Records that describe figures
☆ ☆ ☆ ☆ ☆

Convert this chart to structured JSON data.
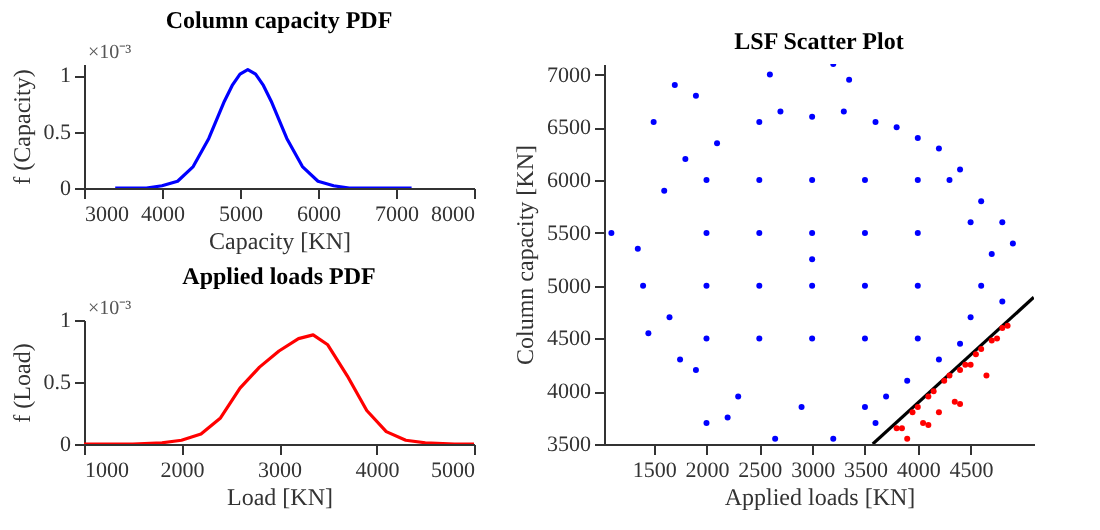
{
  "chart_data": [
    {
      "type": "line",
      "title": "Column capacity PDF",
      "xlabel": "Capacity [KN]",
      "ylabel": "f (Capacity)",
      "annotations": [
        "×10⁻³"
      ],
      "grid": false,
      "xlim": [
        3000,
        8000
      ],
      "xticks": [
        3000,
        4000,
        5000,
        6000,
        7000,
        8000
      ],
      "ylim": [
        0,
        1.1
      ],
      "yticks": [
        0,
        0.5,
        1
      ],
      "x": [
        3400,
        3800,
        4000,
        4200,
        4400,
        4600,
        4800,
        4900,
        5000,
        5100,
        5200,
        5300,
        5400,
        5600,
        5800,
        6000,
        6200,
        6400,
        6800,
        7200
      ],
      "series": [
        {
          "color": "#0000ff",
          "values": [
            0,
            0,
            0.02,
            0.06,
            0.19,
            0.44,
            0.77,
            0.91,
            1.01,
            1.05,
            1.01,
            0.91,
            0.77,
            0.44,
            0.19,
            0.06,
            0.02,
            0,
            0,
            0
          ]
        }
      ]
    },
    {
      "type": "line",
      "title": "Applied loads PDF",
      "xlabel": "Load [KN]",
      "ylabel": "f (Load)",
      "annotations": [
        "×10⁻³"
      ],
      "grid": false,
      "xlim": [
        1000,
        5000
      ],
      "xticks": [
        1000,
        2000,
        3000,
        4000,
        5000
      ],
      "ylim": [
        0,
        1
      ],
      "yticks": [
        0,
        0.5,
        1
      ],
      "x": [
        1000,
        1500,
        1800,
        2000,
        2200,
        2400,
        2600,
        2800,
        3000,
        3200,
        3350,
        3500,
        3700,
        3900,
        4100,
        4300,
        4500,
        4800,
        5000
      ],
      "series": [
        {
          "color": "#ff0000",
          "values": [
            0,
            0,
            0.01,
            0.03,
            0.08,
            0.21,
            0.45,
            0.62,
            0.75,
            0.85,
            0.88,
            0.8,
            0.55,
            0.27,
            0.1,
            0.03,
            0.01,
            0,
            0
          ]
        }
      ]
    },
    {
      "type": "scatter",
      "title": "LSF Scatter Plot",
      "xlabel": "Applied loads [KN]",
      "ylabel": "Column capacity [KN]",
      "grid": false,
      "marker": "circle",
      "xlim": [
        1030,
        5100
      ],
      "xticks": [
        1500,
        2000,
        2500,
        3000,
        3500,
        4000,
        4500
      ],
      "ylim": [
        3500,
        7100
      ],
      "yticks": [
        3500,
        4000,
        4500,
        5000,
        5500,
        6000,
        6500,
        7000
      ],
      "series": [
        {
          "type": "line",
          "color": "#000000",
          "marker": "none",
          "x": [
            3574,
            5098
          ],
          "values": [
            3500,
            4890
          ]
        },
        {
          "color": "#0000ff",
          "x": [
            1100,
            1350,
            1400,
            1450,
            1500,
            1700,
            1750,
            1900,
            2000,
            2200,
            2600,
            2650,
            3200,
            3350,
            3200,
            3600,
            4400,
            4600,
            4800,
            4900,
            4800,
            1600,
            1650,
            1800,
            1900,
            2100,
            2300,
            2500,
            2700,
            2900,
            3000,
            3300,
            3500,
            3600,
            3800,
            3700,
            4000,
            4200,
            4400,
            4500,
            4600,
            4700,
            4500,
            4300,
            3900,
            4200,
            2000,
            2500,
            3000,
            3500,
            4000,
            2000,
            2500,
            3000,
            3500,
            4000,
            2000,
            2500,
            3000,
            3500,
            4000,
            2000,
            2500,
            3000,
            3500,
            4000,
            3000
          ],
          "values": [
            5500,
            5350,
            5000,
            4550,
            6550,
            6900,
            4300,
            6800,
            3700,
            3750,
            7000,
            3550,
            7100,
            6950,
            3550,
            3700,
            6100,
            5800,
            5600,
            5400,
            4850,
            5900,
            4700,
            6200,
            4200,
            6350,
            3950,
            6550,
            6650,
            3850,
            6600,
            6650,
            3850,
            6550,
            6500,
            3950,
            6400,
            6300,
            4450,
            4700,
            5000,
            5300,
            5600,
            6000,
            4100,
            4300,
            4500,
            4500,
            4500,
            4500,
            4500,
            5000,
            5000,
            5000,
            5000,
            5000,
            5500,
            5500,
            5500,
            5500,
            5500,
            6000,
            6000,
            6000,
            6000,
            6000,
            5250
          ]
        },
        {
          "color": "#ff0000",
          "x": [
            3800,
            3900,
            3950,
            4000,
            4050,
            4100,
            4150,
            4200,
            4250,
            4300,
            4350,
            4400,
            4450,
            4500,
            4550,
            4600,
            4650,
            4700,
            4750,
            4800,
            4850,
            4400,
            4100,
            3850
          ],
          "values": [
            3650,
            3550,
            3800,
            3850,
            3700,
            3950,
            4000,
            3800,
            4100,
            4150,
            3900,
            4200,
            4250,
            4250,
            4350,
            4400,
            4150,
            4480,
            4500,
            4600,
            4620,
            3880,
            3680,
            3650
          ]
        }
      ]
    }
  ]
}
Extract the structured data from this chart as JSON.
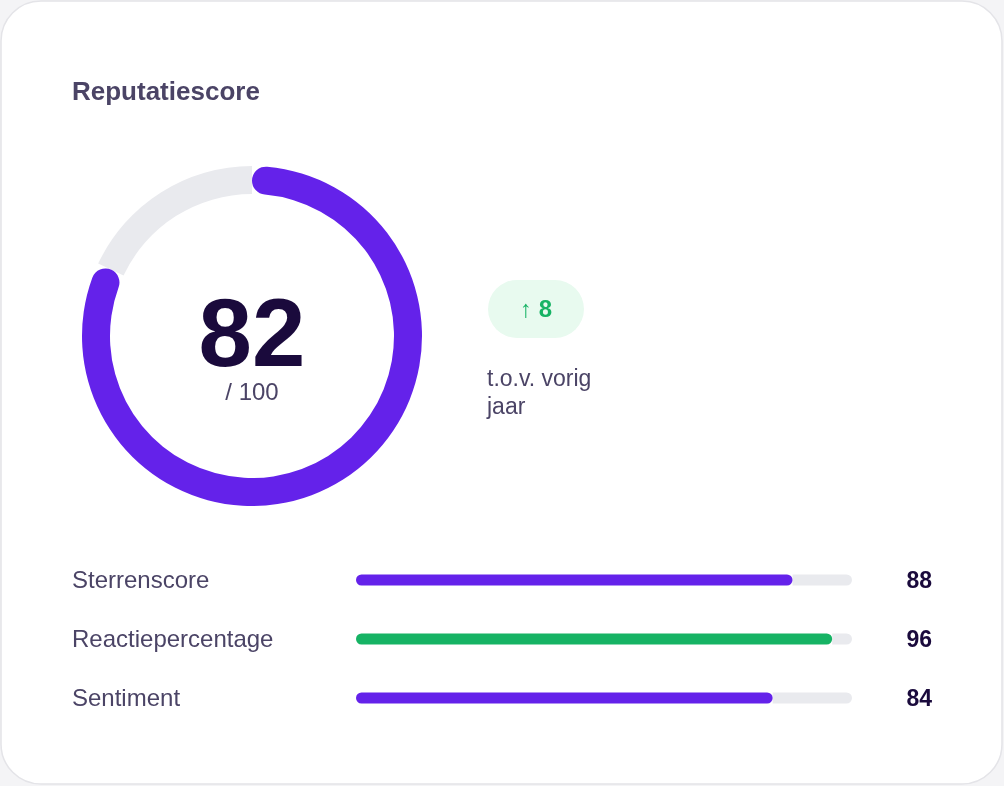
{
  "chart_data": [
    {
      "type": "donut",
      "title": "Reputatiescore",
      "categories": [
        null,
        null
      ],
      "values": [
        82,
        18
      ],
      "colors": [
        "#6422ea",
        "#e9eaee"
      ],
      "value_labels": [
        "82",
        null
      ],
      "annotations": [
        "/ 100",
        "↑ 8",
        "t.o.v. vorig jaar"
      ]
    },
    {
      "type": "bar",
      "orientation": "horizontal",
      "categories": [
        "Sterrenscore",
        "Reactiepercentage",
        "Sentiment"
      ],
      "values": [
        88,
        96,
        84
      ],
      "colors": [
        "#6422ea",
        "#16b364",
        "#6422ea"
      ],
      "xlim": [
        0,
        100
      ],
      "tick_labels": false,
      "data_labels": true
    }
  ]
}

☆ ☆ ☆ ☆ ☆

What is expected
Identify the lines of the data that contain the word "structured". Copy each of them.

Answer to this task
Convert this chart to structured JSON data.
Extract the structured data from this chart as JSON.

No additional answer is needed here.